Required task >>
Scan the data. Collect each line that contains the word "JSON".

━━━━━ Dataset rows ━━━━━

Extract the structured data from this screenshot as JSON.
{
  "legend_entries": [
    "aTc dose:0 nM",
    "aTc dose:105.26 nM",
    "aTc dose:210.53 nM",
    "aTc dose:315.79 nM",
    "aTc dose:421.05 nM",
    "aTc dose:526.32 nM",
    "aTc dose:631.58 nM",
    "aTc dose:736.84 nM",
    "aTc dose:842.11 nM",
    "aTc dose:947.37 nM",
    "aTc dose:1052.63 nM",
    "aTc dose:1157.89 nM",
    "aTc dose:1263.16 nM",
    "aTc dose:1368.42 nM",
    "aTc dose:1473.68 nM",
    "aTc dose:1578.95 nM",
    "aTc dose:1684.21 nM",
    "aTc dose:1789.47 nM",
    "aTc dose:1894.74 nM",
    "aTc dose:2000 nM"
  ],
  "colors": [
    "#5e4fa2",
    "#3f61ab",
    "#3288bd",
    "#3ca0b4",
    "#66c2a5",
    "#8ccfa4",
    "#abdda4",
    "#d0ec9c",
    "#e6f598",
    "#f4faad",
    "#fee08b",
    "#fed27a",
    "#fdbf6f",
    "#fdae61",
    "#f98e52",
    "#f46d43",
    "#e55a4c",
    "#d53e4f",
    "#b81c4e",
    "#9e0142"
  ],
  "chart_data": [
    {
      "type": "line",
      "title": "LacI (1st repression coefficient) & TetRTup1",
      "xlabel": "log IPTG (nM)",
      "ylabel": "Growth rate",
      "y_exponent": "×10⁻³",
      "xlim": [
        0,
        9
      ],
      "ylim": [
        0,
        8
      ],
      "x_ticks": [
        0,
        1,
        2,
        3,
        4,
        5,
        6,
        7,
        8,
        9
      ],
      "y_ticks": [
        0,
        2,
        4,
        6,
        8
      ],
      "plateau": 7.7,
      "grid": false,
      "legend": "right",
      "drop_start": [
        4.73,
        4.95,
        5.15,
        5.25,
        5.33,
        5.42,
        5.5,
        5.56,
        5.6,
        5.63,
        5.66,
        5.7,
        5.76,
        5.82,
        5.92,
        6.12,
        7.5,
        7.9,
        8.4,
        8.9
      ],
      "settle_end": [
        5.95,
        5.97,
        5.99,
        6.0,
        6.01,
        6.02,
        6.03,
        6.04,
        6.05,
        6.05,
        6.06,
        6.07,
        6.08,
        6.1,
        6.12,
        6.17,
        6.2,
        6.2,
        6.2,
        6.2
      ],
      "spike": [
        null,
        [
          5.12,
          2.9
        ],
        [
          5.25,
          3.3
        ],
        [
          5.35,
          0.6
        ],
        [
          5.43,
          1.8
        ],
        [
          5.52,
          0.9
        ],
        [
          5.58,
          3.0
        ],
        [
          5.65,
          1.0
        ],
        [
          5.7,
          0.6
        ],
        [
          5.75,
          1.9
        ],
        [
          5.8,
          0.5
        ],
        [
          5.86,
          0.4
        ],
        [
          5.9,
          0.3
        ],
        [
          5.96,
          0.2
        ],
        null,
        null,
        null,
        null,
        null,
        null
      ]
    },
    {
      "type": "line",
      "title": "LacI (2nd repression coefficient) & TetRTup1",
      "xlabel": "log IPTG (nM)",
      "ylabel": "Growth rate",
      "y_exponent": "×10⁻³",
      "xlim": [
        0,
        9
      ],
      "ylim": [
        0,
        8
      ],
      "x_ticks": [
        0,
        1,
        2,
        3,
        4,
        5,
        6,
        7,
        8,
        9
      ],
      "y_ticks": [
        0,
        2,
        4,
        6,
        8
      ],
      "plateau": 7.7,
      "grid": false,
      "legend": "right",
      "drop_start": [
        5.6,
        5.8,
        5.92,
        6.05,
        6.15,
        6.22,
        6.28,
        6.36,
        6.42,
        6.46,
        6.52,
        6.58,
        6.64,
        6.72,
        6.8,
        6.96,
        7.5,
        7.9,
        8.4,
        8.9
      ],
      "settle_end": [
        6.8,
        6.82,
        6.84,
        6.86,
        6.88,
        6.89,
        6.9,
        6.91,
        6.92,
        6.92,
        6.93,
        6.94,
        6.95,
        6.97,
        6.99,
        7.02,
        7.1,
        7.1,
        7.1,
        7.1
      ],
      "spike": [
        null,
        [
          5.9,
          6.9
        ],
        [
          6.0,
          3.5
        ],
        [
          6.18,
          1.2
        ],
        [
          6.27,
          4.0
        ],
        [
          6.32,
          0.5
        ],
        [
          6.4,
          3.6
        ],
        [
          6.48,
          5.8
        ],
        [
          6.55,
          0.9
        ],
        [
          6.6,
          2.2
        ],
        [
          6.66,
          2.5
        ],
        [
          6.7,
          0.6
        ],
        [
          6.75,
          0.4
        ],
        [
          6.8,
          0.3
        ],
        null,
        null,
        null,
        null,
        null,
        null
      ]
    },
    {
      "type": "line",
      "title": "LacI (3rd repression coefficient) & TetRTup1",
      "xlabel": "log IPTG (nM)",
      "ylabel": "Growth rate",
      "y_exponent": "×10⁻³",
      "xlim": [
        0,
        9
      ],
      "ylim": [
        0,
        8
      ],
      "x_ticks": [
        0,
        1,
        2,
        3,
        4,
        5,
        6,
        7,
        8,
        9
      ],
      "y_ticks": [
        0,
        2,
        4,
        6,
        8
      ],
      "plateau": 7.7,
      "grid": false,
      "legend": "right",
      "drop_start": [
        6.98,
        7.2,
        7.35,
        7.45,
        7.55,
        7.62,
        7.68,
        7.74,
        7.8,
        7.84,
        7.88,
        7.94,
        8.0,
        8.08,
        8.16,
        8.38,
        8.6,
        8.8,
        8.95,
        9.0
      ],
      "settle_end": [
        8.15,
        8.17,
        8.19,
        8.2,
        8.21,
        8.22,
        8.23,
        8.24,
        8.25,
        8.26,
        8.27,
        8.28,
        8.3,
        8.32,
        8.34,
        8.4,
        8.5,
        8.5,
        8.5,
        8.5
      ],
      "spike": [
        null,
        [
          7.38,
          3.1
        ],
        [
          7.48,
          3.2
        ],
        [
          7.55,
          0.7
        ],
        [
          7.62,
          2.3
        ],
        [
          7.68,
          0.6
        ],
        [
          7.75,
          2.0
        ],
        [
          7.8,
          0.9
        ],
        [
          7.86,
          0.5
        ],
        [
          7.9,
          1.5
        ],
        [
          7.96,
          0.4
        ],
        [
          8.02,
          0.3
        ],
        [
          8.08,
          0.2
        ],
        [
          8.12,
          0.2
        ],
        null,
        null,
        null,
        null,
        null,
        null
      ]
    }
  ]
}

━━━━━
━━━━━ Dataset rows ━━━━━

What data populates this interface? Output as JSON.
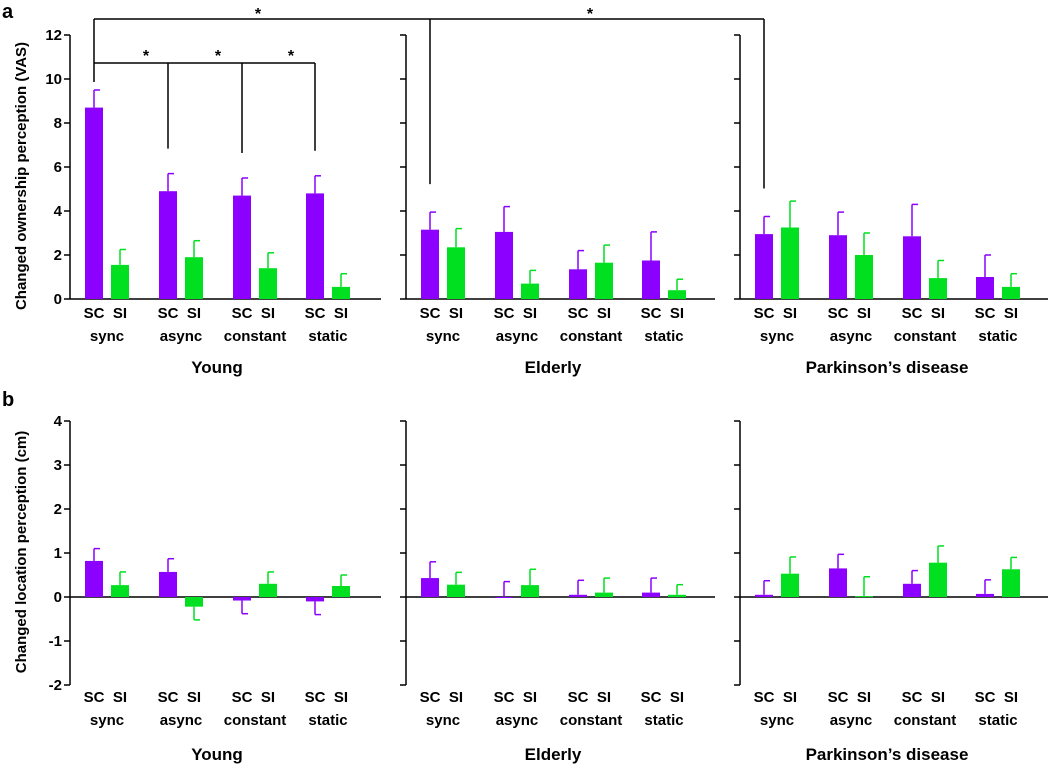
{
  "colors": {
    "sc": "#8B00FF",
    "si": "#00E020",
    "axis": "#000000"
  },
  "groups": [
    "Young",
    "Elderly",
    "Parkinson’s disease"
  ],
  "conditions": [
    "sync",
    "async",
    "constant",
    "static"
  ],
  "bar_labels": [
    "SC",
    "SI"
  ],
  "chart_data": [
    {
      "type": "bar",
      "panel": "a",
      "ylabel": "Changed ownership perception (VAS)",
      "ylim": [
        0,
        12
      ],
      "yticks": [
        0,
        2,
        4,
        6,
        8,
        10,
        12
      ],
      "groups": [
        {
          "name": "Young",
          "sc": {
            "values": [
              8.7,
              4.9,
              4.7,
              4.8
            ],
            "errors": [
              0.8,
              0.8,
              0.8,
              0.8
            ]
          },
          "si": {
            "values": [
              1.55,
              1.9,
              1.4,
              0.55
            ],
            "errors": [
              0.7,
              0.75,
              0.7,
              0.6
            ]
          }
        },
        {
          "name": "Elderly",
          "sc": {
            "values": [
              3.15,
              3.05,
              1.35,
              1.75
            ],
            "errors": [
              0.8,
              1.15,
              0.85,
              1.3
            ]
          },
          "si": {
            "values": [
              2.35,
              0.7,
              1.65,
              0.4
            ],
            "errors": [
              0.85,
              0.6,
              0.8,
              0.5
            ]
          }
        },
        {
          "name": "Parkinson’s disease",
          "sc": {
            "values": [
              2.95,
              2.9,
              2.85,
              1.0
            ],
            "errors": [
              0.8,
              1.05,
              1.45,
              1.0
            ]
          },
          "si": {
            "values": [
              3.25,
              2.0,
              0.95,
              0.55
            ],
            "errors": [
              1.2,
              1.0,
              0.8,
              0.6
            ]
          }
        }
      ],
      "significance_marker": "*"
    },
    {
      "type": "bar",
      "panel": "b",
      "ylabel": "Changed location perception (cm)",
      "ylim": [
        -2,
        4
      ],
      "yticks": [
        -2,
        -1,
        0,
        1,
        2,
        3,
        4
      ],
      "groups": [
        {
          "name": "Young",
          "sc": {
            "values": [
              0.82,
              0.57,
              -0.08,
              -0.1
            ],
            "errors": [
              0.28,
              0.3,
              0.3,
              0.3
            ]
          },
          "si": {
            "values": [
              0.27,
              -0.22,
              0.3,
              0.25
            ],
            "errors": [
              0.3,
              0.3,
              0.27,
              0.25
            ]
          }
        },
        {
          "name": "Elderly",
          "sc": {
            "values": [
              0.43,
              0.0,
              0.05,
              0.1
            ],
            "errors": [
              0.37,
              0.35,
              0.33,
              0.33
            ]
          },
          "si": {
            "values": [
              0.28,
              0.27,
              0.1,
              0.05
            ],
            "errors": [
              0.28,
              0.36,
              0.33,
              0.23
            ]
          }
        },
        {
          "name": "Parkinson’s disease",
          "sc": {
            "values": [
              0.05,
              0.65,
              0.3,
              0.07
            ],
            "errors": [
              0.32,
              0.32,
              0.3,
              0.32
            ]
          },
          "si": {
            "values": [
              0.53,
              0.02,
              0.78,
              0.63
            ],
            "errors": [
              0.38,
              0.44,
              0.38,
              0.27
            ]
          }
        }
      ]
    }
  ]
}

━━━━━

Exercise response >>
Extract the structured data from this screenshot as JSON.
What data populates this interface? Output as JSON.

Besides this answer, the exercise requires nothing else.